__EXTRACTED INFORMATION__:
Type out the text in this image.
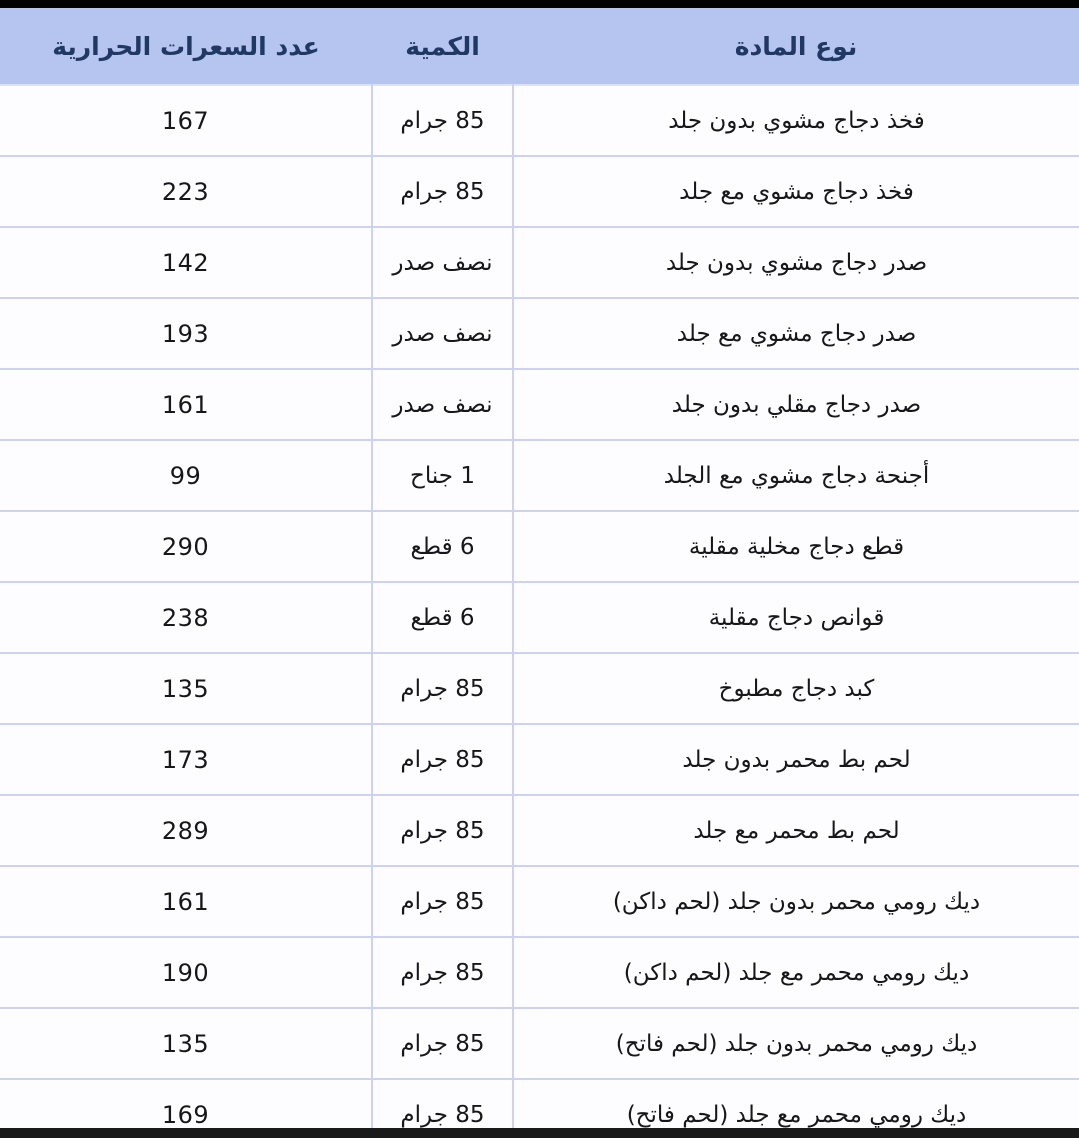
نوع المادة	الكمية	عدد السعرات الحرارية
فخذ دجاج مشوي بدون جلد	85 جرام	167
فخذ دجاج مشوي مع جلد	85 جرام	223
صدر دجاج مشوي بدون جلد	نصف صدر	142
صدر دجاج مشوي مع جلد	نصف صدر	193
صدر دجاج مقلي بدون جلد	نصف صدر	161
أجنحة دجاج مشوي مع الجلد	1 جناح	99
قطع دجاج مخلية مقلية	6 قطع	290
قوانص دجاج مقلية	6 قطع	238
كبد دجاج مطبوخ	85 جرام	135
لحم بط محمر بدون جلد	85 جرام	173
لحم بط محمر مع جلد	85 جرام	289
ديك رومي محمر بدون جلد (لحم داكن)	85 جرام	161
ديك رومي محمر مع جلد (لحم داكن)	85 جرام	190
ديك رومي محمر بدون جلد (لحم فاتح)	85 جرام	135
ديك رومي محمر مع جلد (لحم فاتح)	85 جرام	169
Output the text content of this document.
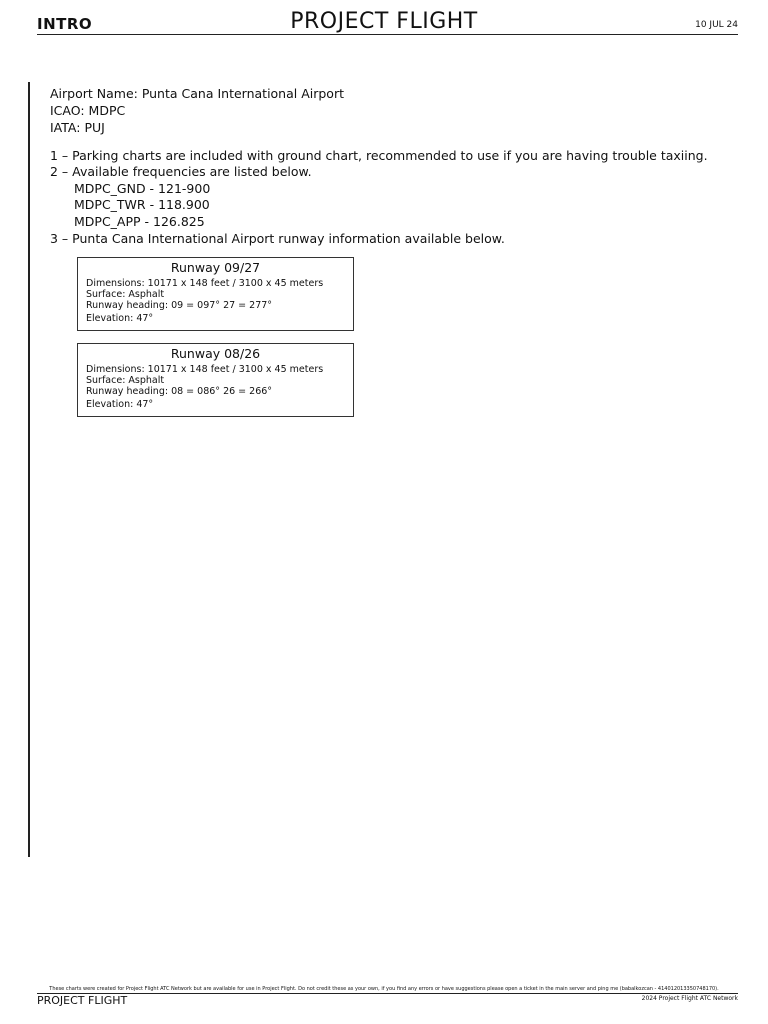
INTRO	PROJECT FLIGHT	10 JUL 24
Airport Name: Punta Cana International Airport
ICAO: MDPC
IATA: PUJ
1 – Parking charts are included with ground chart, recommended to use if you are having trouble taxiing.
2 – Available frequencies are listed below.
MDPC_GND - 121-900
MDPC_TWR - 118.900
MDPC_APP - 126.825
3 – Punta Cana International Airport runway information available below.
Runway 09/27
Dimensions: 10171 x 148 feet / 3100 x 45 meters
Surface: Asphalt
Runway heading: 09 = 097° 27 = 277°
Elevation: 47°
Runway 08/26
Dimensions: 10171 x 148 feet / 3100 x 45 meters
Surface: Asphalt
Runway heading: 08 = 086° 26 = 266°
Elevation: 47°
These charts were created for Project Flight ATC Network but are available for use in Project Flight. Do not credit these as your own, if you find any errors or have suggestions please open a ticket in the main server and ping me (babalkozcan - 414012013350748170).
PROJECT FLIGHT	2024 Project Flight ATC Network
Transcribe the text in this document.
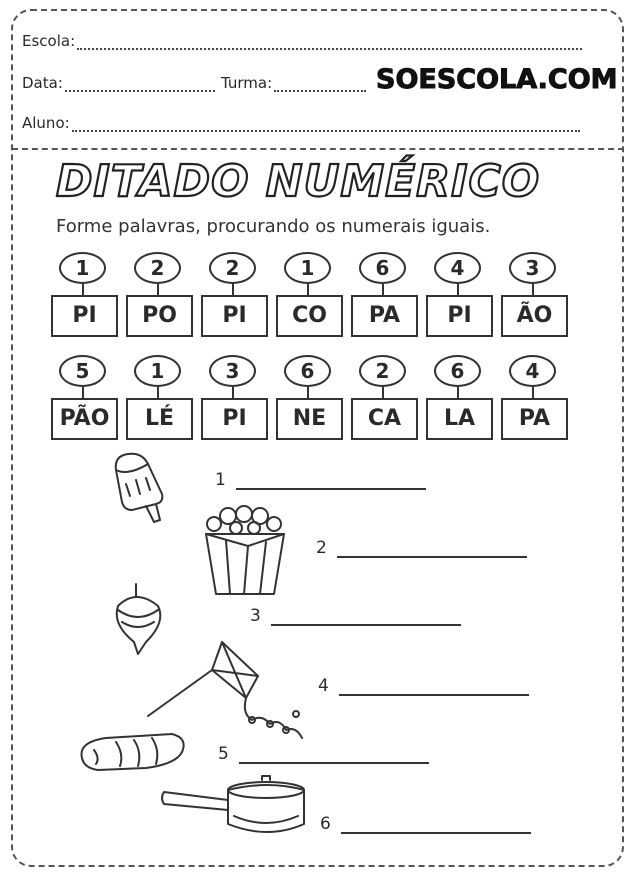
Escola:
Data:	Turma:	SOESCOLA.COM
Aluno:
DITADO NUMÉRICO
Forme palavras, procurando os numerais iguais.
1
PI
2
PO
2
PI
1
CO
6
PA
4
PI
3
ÃO
5
PÃO
1
LÉ
3
PI
6
NE
2
CA
6
LA
4
PA
1
2
3
4
5
6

__GOAL__: Gather each line of the listing that holds the string "Cana".

__ANSWER TO THIS PROBLEM__:
Airport Name: Punta Cana International Airport
3 – Punta Cana International Airport runway information available below.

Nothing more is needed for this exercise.